Instruction: Give the data again exactly as written, skipping any pictures.

● ● ●

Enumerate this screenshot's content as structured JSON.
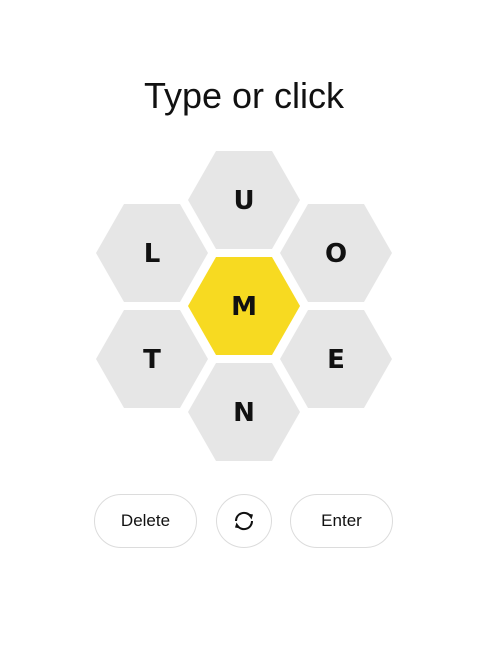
{
  "prompt": "Type or click",
  "hive": {
    "center_letter": "M",
    "outer_letters": [
      "U",
      "O",
      "E",
      "N",
      "T",
      "L"
    ],
    "colors": {
      "center": "#f7da21",
      "outer": "#e6e6e6",
      "letter": "#111111"
    }
  },
  "controls": {
    "delete_label": "Delete",
    "shuffle_icon": "shuffle-icon",
    "enter_label": "Enter"
  }
}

● ● ●

In response:
Enumerate this screenshot's content as structured JSON.
{
  "prompt": "Type or click",
  "hive": {
    "center_letter": "M",
    "outer_letters": [
      "U",
      "O",
      "E",
      "N",
      "T",
      "L"
    ],
    "colors": {
      "center": "#f7da21",
      "outer": "#e6e6e6",
      "letter": "#111111"
    }
  },
  "controls": {
    "delete_label": "Delete",
    "shuffle_icon": "shuffle-icon",
    "enter_label": "Enter"
  }
}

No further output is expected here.